The entries are given below. Output each one unchanged.
─── Data for the task
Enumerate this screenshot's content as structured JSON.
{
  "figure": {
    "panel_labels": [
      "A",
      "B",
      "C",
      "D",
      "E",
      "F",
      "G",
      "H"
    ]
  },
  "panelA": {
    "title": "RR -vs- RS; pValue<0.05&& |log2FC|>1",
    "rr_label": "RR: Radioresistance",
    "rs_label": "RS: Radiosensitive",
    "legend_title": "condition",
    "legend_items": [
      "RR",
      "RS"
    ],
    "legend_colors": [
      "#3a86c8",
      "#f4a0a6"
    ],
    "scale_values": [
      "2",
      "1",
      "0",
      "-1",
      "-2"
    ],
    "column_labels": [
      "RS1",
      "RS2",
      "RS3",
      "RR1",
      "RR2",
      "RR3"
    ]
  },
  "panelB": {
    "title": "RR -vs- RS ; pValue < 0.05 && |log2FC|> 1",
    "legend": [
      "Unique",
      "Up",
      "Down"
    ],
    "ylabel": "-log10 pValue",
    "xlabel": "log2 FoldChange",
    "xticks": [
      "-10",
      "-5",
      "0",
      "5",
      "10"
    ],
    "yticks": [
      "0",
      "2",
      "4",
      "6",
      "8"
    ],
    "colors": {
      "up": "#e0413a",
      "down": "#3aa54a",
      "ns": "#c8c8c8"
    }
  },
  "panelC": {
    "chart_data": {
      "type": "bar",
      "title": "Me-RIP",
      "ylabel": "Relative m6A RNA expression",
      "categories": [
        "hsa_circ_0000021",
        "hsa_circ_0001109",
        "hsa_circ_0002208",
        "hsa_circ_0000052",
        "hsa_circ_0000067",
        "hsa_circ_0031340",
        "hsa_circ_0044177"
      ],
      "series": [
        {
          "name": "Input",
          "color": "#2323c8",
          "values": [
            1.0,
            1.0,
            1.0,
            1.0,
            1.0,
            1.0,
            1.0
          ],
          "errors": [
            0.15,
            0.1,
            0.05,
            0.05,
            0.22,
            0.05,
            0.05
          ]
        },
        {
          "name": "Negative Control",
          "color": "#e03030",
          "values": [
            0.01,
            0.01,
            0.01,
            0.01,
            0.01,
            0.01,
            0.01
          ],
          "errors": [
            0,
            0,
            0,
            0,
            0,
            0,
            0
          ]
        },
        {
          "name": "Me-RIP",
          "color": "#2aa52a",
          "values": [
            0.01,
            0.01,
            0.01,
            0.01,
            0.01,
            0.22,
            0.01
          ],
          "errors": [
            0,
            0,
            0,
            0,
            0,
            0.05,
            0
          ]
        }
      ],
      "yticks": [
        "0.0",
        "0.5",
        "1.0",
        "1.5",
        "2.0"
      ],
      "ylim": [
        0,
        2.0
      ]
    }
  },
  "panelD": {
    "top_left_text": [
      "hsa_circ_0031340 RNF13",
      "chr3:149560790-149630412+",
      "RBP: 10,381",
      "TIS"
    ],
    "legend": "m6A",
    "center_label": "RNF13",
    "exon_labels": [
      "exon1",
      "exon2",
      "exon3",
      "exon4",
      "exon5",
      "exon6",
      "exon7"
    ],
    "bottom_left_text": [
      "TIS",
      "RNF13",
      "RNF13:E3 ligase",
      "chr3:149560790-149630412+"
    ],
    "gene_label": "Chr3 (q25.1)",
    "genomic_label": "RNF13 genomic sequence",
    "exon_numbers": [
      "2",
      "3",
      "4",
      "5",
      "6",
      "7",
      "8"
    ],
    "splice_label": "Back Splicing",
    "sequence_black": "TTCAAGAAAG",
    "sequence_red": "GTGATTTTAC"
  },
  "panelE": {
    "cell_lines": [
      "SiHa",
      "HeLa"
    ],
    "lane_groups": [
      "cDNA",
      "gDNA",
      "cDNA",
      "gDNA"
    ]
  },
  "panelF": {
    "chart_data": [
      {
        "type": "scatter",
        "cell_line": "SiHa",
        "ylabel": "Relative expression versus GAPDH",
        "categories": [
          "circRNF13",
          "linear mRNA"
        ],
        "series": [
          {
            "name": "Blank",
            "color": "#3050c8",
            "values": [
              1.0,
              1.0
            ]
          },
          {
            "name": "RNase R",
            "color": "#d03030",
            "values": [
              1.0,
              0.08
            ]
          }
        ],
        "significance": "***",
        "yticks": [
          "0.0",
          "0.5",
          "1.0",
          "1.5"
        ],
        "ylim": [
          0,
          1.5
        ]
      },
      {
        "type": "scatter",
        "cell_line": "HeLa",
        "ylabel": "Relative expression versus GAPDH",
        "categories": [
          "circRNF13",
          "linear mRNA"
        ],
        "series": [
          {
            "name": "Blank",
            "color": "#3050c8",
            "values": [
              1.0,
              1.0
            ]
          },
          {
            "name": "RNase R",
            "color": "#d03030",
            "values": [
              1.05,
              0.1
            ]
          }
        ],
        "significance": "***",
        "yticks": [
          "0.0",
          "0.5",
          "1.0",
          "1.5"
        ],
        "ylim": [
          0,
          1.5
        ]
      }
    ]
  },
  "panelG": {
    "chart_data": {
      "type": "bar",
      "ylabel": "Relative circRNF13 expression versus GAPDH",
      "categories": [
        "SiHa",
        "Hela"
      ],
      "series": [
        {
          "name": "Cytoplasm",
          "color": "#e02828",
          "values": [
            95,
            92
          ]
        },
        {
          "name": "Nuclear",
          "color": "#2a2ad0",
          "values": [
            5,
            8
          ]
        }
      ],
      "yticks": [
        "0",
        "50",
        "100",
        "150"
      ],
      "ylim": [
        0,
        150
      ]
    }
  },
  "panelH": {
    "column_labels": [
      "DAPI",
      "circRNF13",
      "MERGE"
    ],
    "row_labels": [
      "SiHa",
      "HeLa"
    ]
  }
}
──────
> Solution to this task
Enumerate this screenshot's content as structured JSON.
{
  "figure": {
    "panel_labels": [
      "A",
      "B",
      "C",
      "D",
      "E",
      "F",
      "G",
      "H"
    ]
  },
  "panelA": {
    "title": "RR -vs- RS; pValue<0.05&& |log2FC|>1",
    "rr_label": "RR: Radioresistance",
    "rs_label": "RS: Radiosensitive",
    "legend_title": "condition",
    "legend_items": [
      "RR",
      "RS"
    ],
    "legend_colors": [
      "#3a86c8",
      "#f4a0a6"
    ],
    "scale_values": [
      "2",
      "1",
      "0",
      "-1",
      "-2"
    ],
    "column_labels": [
      "RS1",
      "RS2",
      "RS3",
      "RR1",
      "RR2",
      "RR3"
    ]
  },
  "panelB": {
    "title": "RR -vs- RS ; pValue < 0.05 && |log2FC|> 1",
    "legend": [
      "Unique",
      "Up",
      "Down"
    ],
    "ylabel": "-log10 pValue",
    "xlabel": "log2 FoldChange",
    "xticks": [
      "-10",
      "-5",
      "0",
      "5",
      "10"
    ],
    "yticks": [
      "0",
      "2",
      "4",
      "6",
      "8"
    ],
    "colors": {
      "up": "#e0413a",
      "down": "#3aa54a",
      "ns": "#c8c8c8"
    }
  },
  "panelC": {
    "chart_data": {
      "type": "bar",
      "title": "Me-RIP",
      "ylabel": "Relative m6A RNA expression",
      "categories": [
        "hsa_circ_0000021",
        "hsa_circ_0001109",
        "hsa_circ_0002208",
        "hsa_circ_0000052",
        "hsa_circ_0000067",
        "hsa_circ_0031340",
        "hsa_circ_0044177"
      ],
      "series": [
        {
          "name": "Input",
          "color": "#2323c8",
          "values": [
            1.0,
            1.0,
            1.0,
            1.0,
            1.0,
            1.0,
            1.0
          ],
          "errors": [
            0.15,
            0.1,
            0.05,
            0.05,
            0.22,
            0.05,
            0.05
          ]
        },
        {
          "name": "Negative Control",
          "color": "#e03030",
          "values": [
            0.01,
            0.01,
            0.01,
            0.01,
            0.01,
            0.01,
            0.01
          ],
          "errors": [
            0,
            0,
            0,
            0,
            0,
            0,
            0
          ]
        },
        {
          "name": "Me-RIP",
          "color": "#2aa52a",
          "values": [
            0.01,
            0.01,
            0.01,
            0.01,
            0.01,
            0.22,
            0.01
          ],
          "errors": [
            0,
            0,
            0,
            0,
            0,
            0.05,
            0
          ]
        }
      ],
      "yticks": [
        "0.0",
        "0.5",
        "1.0",
        "1.5",
        "2.0"
      ],
      "ylim": [
        0,
        2.0
      ]
    }
  },
  "panelD": {
    "top_left_text": [
      "hsa_circ_0031340 RNF13",
      "chr3:149560790-149630412+",
      "RBP: 10,381",
      "TIS"
    ],
    "legend": "m6A",
    "center_label": "RNF13",
    "exon_labels": [
      "exon1",
      "exon2",
      "exon3",
      "exon4",
      "exon5",
      "exon6",
      "exon7"
    ],
    "bottom_left_text": [
      "TIS",
      "RNF13",
      "RNF13:E3 ligase",
      "chr3:149560790-149630412+"
    ],
    "gene_label": "Chr3 (q25.1)",
    "genomic_label": "RNF13 genomic sequence",
    "exon_numbers": [
      "2",
      "3",
      "4",
      "5",
      "6",
      "7",
      "8"
    ],
    "splice_label": "Back Splicing",
    "sequence_black": "TTCAAGAAAG",
    "sequence_red": "GTGATTTTAC"
  },
  "panelE": {
    "cell_lines": [
      "SiHa",
      "HeLa"
    ],
    "lane_groups": [
      "cDNA",
      "gDNA",
      "cDNA",
      "gDNA"
    ]
  },
  "panelF": {
    "chart_data": [
      {
        "type": "scatter",
        "cell_line": "SiHa",
        "ylabel": "Relative expression versus GAPDH",
        "categories": [
          "circRNF13",
          "linear mRNA"
        ],
        "series": [
          {
            "name": "Blank",
            "color": "#3050c8",
            "values": [
              1.0,
              1.0
            ]
          },
          {
            "name": "RNase R",
            "color": "#d03030",
            "values": [
              1.0,
              0.08
            ]
          }
        ],
        "significance": "***",
        "yticks": [
          "0.0",
          "0.5",
          "1.0",
          "1.5"
        ],
        "ylim": [
          0,
          1.5
        ]
      },
      {
        "type": "scatter",
        "cell_line": "HeLa",
        "ylabel": "Relative expression versus GAPDH",
        "categories": [
          "circRNF13",
          "linear mRNA"
        ],
        "series": [
          {
            "name": "Blank",
            "color": "#3050c8",
            "values": [
              1.0,
              1.0
            ]
          },
          {
            "name": "RNase R",
            "color": "#d03030",
            "values": [
              1.05,
              0.1
            ]
          }
        ],
        "significance": "***",
        "yticks": [
          "0.0",
          "0.5",
          "1.0",
          "1.5"
        ],
        "ylim": [
          0,
          1.5
        ]
      }
    ]
  },
  "panelG": {
    "chart_data": {
      "type": "bar",
      "ylabel": "Relative circRNF13 expression versus GAPDH",
      "categories": [
        "SiHa",
        "Hela"
      ],
      "series": [
        {
          "name": "Cytoplasm",
          "color": "#e02828",
          "values": [
            95,
            92
          ]
        },
        {
          "name": "Nuclear",
          "color": "#2a2ad0",
          "values": [
            5,
            8
          ]
        }
      ],
      "yticks": [
        "0",
        "50",
        "100",
        "150"
      ],
      "ylim": [
        0,
        150
      ]
    }
  },
  "panelH": {
    "column_labels": [
      "DAPI",
      "circRNF13",
      "MERGE"
    ],
    "row_labels": [
      "SiHa",
      "HeLa"
    ]
  }
}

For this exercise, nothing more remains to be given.